::: DATASET EXCERPTS :::

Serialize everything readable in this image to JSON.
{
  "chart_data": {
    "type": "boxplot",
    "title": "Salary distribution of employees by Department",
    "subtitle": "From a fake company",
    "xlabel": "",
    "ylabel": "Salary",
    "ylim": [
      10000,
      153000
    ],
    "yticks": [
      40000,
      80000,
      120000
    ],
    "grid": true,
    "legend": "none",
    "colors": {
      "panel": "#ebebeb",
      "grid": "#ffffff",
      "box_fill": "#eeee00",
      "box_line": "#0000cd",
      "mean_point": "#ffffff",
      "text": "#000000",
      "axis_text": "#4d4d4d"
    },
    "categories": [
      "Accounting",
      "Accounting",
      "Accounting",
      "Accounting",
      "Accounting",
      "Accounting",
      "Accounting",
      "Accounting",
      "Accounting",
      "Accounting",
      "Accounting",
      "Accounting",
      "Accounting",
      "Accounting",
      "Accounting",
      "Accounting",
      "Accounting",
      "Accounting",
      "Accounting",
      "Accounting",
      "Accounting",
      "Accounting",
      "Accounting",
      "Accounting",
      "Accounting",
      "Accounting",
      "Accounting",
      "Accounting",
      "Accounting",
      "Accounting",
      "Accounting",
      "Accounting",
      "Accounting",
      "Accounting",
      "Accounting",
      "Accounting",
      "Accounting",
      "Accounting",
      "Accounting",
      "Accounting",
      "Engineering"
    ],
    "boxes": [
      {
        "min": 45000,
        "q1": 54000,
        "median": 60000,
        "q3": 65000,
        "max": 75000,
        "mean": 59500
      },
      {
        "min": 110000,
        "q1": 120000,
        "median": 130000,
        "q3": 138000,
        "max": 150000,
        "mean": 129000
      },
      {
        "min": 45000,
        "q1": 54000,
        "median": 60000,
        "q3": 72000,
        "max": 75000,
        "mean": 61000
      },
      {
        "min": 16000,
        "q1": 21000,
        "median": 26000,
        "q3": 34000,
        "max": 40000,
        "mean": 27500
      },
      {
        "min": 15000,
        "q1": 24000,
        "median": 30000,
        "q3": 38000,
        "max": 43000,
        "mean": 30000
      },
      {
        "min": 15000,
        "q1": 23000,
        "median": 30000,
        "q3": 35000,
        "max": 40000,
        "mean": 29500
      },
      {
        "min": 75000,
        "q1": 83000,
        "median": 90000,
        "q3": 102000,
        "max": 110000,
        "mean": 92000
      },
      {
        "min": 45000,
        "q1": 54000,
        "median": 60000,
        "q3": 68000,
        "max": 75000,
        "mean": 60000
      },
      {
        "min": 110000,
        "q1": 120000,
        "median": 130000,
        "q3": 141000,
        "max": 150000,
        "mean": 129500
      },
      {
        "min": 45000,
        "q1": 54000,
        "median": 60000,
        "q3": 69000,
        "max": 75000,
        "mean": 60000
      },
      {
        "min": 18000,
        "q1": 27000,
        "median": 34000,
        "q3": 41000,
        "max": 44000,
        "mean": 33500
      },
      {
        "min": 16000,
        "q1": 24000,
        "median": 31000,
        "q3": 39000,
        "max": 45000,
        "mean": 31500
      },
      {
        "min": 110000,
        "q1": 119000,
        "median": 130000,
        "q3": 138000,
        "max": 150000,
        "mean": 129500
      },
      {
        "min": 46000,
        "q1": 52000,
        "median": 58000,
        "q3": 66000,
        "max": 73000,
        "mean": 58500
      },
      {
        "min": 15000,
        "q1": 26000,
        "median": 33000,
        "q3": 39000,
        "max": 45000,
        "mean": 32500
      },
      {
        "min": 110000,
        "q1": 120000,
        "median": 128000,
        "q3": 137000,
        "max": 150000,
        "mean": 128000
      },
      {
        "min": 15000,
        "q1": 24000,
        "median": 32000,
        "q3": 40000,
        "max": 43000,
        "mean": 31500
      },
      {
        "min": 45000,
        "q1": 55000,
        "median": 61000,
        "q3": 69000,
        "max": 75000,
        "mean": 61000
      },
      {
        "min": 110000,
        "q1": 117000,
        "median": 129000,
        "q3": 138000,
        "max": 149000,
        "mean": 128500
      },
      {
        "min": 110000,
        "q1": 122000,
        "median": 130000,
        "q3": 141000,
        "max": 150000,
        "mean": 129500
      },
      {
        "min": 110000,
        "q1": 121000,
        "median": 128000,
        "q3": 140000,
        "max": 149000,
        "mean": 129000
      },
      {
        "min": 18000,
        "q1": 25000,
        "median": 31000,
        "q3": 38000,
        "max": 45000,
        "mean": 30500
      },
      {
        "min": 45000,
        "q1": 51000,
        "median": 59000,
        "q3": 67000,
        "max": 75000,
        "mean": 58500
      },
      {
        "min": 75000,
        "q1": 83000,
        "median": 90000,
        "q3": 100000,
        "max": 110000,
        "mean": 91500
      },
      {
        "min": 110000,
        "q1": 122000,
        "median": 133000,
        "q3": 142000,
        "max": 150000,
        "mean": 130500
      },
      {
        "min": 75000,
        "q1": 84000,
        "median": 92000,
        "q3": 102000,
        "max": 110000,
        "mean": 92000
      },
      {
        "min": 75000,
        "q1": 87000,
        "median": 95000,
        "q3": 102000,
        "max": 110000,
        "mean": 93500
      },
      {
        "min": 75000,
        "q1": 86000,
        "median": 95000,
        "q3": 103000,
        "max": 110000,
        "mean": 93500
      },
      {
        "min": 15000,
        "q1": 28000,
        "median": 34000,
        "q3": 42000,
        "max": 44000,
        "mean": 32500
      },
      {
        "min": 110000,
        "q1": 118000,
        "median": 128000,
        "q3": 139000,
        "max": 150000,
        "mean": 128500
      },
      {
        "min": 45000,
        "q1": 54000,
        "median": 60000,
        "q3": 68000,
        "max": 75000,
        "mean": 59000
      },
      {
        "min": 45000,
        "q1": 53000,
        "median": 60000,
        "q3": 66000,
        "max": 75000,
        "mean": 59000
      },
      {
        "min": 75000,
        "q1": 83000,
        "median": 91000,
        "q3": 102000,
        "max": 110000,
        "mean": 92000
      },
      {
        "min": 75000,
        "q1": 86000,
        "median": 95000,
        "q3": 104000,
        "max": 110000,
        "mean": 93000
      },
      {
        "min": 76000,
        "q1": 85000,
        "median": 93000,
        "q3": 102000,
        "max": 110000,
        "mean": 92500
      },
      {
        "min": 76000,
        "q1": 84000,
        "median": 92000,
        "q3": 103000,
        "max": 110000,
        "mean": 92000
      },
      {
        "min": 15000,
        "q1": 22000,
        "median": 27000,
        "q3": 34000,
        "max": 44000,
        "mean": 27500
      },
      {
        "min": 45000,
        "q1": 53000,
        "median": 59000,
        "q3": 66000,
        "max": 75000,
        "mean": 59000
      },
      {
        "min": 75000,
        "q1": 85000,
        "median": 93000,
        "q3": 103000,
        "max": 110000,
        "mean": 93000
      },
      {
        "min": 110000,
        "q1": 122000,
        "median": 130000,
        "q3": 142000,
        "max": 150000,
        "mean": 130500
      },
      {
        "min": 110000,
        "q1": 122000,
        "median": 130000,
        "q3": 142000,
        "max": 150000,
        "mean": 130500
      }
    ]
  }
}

:::

Write out all records exactly, keeping every detail.

WRITTEN RESPONSE:
Serialize everything readable in this image to JSON.
{
  "chart_data": {
    "type": "boxplot",
    "title": "Salary distribution of employees by Department",
    "subtitle": "From a fake company",
    "xlabel": "",
    "ylabel": "Salary",
    "ylim": [
      10000,
      153000
    ],
    "yticks": [
      40000,
      80000,
      120000
    ],
    "grid": true,
    "legend": "none",
    "colors": {
      "panel": "#ebebeb",
      "grid": "#ffffff",
      "box_fill": "#eeee00",
      "box_line": "#0000cd",
      "mean_point": "#ffffff",
      "text": "#000000",
      "axis_text": "#4d4d4d"
    },
    "categories": [
      "Accounting",
      "Accounting",
      "Accounting",
      "Accounting",
      "Accounting",
      "Accounting",
      "Accounting",
      "Accounting",
      "Accounting",
      "Accounting",
      "Accounting",
      "Accounting",
      "Accounting",
      "Accounting",
      "Accounting",
      "Accounting",
      "Accounting",
      "Accounting",
      "Accounting",
      "Accounting",
      "Accounting",
      "Accounting",
      "Accounting",
      "Accounting",
      "Accounting",
      "Accounting",
      "Accounting",
      "Accounting",
      "Accounting",
      "Accounting",
      "Accounting",
      "Accounting",
      "Accounting",
      "Accounting",
      "Accounting",
      "Accounting",
      "Accounting",
      "Accounting",
      "Accounting",
      "Accounting",
      "Engineering"
    ],
    "boxes": [
      {
        "min": 45000,
        "q1": 54000,
        "median": 60000,
        "q3": 65000,
        "max": 75000,
        "mean": 59500
      },
      {
        "min": 110000,
        "q1": 120000,
        "median": 130000,
        "q3": 138000,
        "max": 150000,
        "mean": 129000
      },
      {
        "min": 45000,
        "q1": 54000,
        "median": 60000,
        "q3": 72000,
        "max": 75000,
        "mean": 61000
      },
      {
        "min": 16000,
        "q1": 21000,
        "median": 26000,
        "q3": 34000,
        "max": 40000,
        "mean": 27500
      },
      {
        "min": 15000,
        "q1": 24000,
        "median": 30000,
        "q3": 38000,
        "max": 43000,
        "mean": 30000
      },
      {
        "min": 15000,
        "q1": 23000,
        "median": 30000,
        "q3": 35000,
        "max": 40000,
        "mean": 29500
      },
      {
        "min": 75000,
        "q1": 83000,
        "median": 90000,
        "q3": 102000,
        "max": 110000,
        "mean": 92000
      },
      {
        "min": 45000,
        "q1": 54000,
        "median": 60000,
        "q3": 68000,
        "max": 75000,
        "mean": 60000
      },
      {
        "min": 110000,
        "q1": 120000,
        "median": 130000,
        "q3": 141000,
        "max": 150000,
        "mean": 129500
      },
      {
        "min": 45000,
        "q1": 54000,
        "median": 60000,
        "q3": 69000,
        "max": 75000,
        "mean": 60000
      },
      {
        "min": 18000,
        "q1": 27000,
        "median": 34000,
        "q3": 41000,
        "max": 44000,
        "mean": 33500
      },
      {
        "min": 16000,
        "q1": 24000,
        "median": 31000,
        "q3": 39000,
        "max": 45000,
        "mean": 31500
      },
      {
        "min": 110000,
        "q1": 119000,
        "median": 130000,
        "q3": 138000,
        "max": 150000,
        "mean": 129500
      },
      {
        "min": 46000,
        "q1": 52000,
        "median": 58000,
        "q3": 66000,
        "max": 73000,
        "mean": 58500
      },
      {
        "min": 15000,
        "q1": 26000,
        "median": 33000,
        "q3": 39000,
        "max": 45000,
        "mean": 32500
      },
      {
        "min": 110000,
        "q1": 120000,
        "median": 128000,
        "q3": 137000,
        "max": 150000,
        "mean": 128000
      },
      {
        "min": 15000,
        "q1": 24000,
        "median": 32000,
        "q3": 40000,
        "max": 43000,
        "mean": 31500
      },
      {
        "min": 45000,
        "q1": 55000,
        "median": 61000,
        "q3": 69000,
        "max": 75000,
        "mean": 61000
      },
      {
        "min": 110000,
        "q1": 117000,
        "median": 129000,
        "q3": 138000,
        "max": 149000,
        "mean": 128500
      },
      {
        "min": 110000,
        "q1": 122000,
        "median": 130000,
        "q3": 141000,
        "max": 150000,
        "mean": 129500
      },
      {
        "min": 110000,
        "q1": 121000,
        "median": 128000,
        "q3": 140000,
        "max": 149000,
        "mean": 129000
      },
      {
        "min": 18000,
        "q1": 25000,
        "median": 31000,
        "q3": 38000,
        "max": 45000,
        "mean": 30500
      },
      {
        "min": 45000,
        "q1": 51000,
        "median": 59000,
        "q3": 67000,
        "max": 75000,
        "mean": 58500
      },
      {
        "min": 75000,
        "q1": 83000,
        "median": 90000,
        "q3": 100000,
        "max": 110000,
        "mean": 91500
      },
      {
        "min": 110000,
        "q1": 122000,
        "median": 133000,
        "q3": 142000,
        "max": 150000,
        "mean": 130500
      },
      {
        "min": 75000,
        "q1": 84000,
        "median": 92000,
        "q3": 102000,
        "max": 110000,
        "mean": 92000
      },
      {
        "min": 75000,
        "q1": 87000,
        "median": 95000,
        "q3": 102000,
        "max": 110000,
        "mean": 93500
      },
      {
        "min": 75000,
        "q1": 86000,
        "median": 95000,
        "q3": 103000,
        "max": 110000,
        "mean": 93500
      },
      {
        "min": 15000,
        "q1": 28000,
        "median": 34000,
        "q3": 42000,
        "max": 44000,
        "mean": 32500
      },
      {
        "min": 110000,
        "q1": 118000,
        "median": 128000,
        "q3": 139000,
        "max": 150000,
        "mean": 128500
      },
      {
        "min": 45000,
        "q1": 54000,
        "median": 60000,
        "q3": 68000,
        "max": 75000,
        "mean": 59000
      },
      {
        "min": 45000,
        "q1": 53000,
        "median": 60000,
        "q3": 66000,
        "max": 75000,
        "mean": 59000
      },
      {
        "min": 75000,
        "q1": 83000,
        "median": 91000,
        "q3": 102000,
        "max": 110000,
        "mean": 92000
      },
      {
        "min": 75000,
        "q1": 86000,
        "median": 95000,
        "q3": 104000,
        "max": 110000,
        "mean": 93000
      },
      {
        "min": 76000,
        "q1": 85000,
        "median": 93000,
        "q3": 102000,
        "max": 110000,
        "mean": 92500
      },
      {
        "min": 76000,
        "q1": 84000,
        "median": 92000,
        "q3": 103000,
        "max": 110000,
        "mean": 92000
      },
      {
        "min": 15000,
        "q1": 22000,
        "median": 27000,
        "q3": 34000,
        "max": 44000,
        "mean": 27500
      },
      {
        "min": 45000,
        "q1": 53000,
        "median": 59000,
        "q3": 66000,
        "max": 75000,
        "mean": 59000
      },
      {
        "min": 75000,
        "q1": 85000,
        "median": 93000,
        "q3": 103000,
        "max": 110000,
        "mean": 93000
      },
      {
        "min": 110000,
        "q1": 122000,
        "median": 130000,
        "q3": 142000,
        "max": 150000,
        "mean": 130500
      },
      {
        "min": 110000,
        "q1": 122000,
        "median": 130000,
        "q3": 142000,
        "max": 150000,
        "mean": 130500
      }
    ]
  }
}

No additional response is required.